» SUPPLIED MATERIAL
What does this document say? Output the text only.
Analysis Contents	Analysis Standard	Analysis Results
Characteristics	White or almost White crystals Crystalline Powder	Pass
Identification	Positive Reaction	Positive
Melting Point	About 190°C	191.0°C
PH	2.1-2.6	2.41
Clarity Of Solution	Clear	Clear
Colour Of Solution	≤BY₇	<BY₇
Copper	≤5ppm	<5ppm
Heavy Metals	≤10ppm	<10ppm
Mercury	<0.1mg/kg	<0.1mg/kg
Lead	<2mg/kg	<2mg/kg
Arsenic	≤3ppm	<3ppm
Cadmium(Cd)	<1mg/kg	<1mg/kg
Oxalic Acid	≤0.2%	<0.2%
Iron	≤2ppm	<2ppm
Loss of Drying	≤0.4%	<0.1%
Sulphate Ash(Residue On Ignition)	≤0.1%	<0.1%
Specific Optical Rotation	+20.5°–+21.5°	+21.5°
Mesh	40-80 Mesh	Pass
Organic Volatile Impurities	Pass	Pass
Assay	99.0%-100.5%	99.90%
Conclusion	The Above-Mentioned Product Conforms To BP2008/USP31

» WHAT YOU ARE ASKED TO DO
With no line skipped, output the listing in full.

» SOLUTION TO THIS PROBLEM
What does this document say? Output the text only.
Analysis Contents	Analysis Standard	Analysis Results
Characteristics	White or almost White crystals Crystalline Powder	Pass
Identification	Positive Reaction	Positive
Melting Point	About 190°C	191.0°C
PH	2.1-2.6	2.41
Clarity Of Solution	Clear	Clear
Colour Of Solution	≤BY₇	<BY₇
Copper	≤5ppm	<5ppm
Heavy Metals	≤10ppm	<10ppm
Mercury	<0.1mg/kg	<0.1mg/kg
Lead	<2mg/kg	<2mg/kg
Arsenic	≤3ppm	<3ppm
Cadmium(Cd)	<1mg/kg	<1mg/kg
Oxalic Acid	≤0.2%	<0.2%
Iron	≤2ppm	<2ppm
Loss of Drying	≤0.4%	<0.1%
Sulphate Ash(Residue On Ignition)	≤0.1%	<0.1%
Specific Optical Rotation	+20.5°–+21.5°	+21.5°
Mesh	40-80 Mesh	Pass
Organic Volatile Impurities	Pass	Pass
Assay	99.0%-100.5%	99.90%
Conclusion	The Above-Mentioned Product Conforms To BP2008/USP31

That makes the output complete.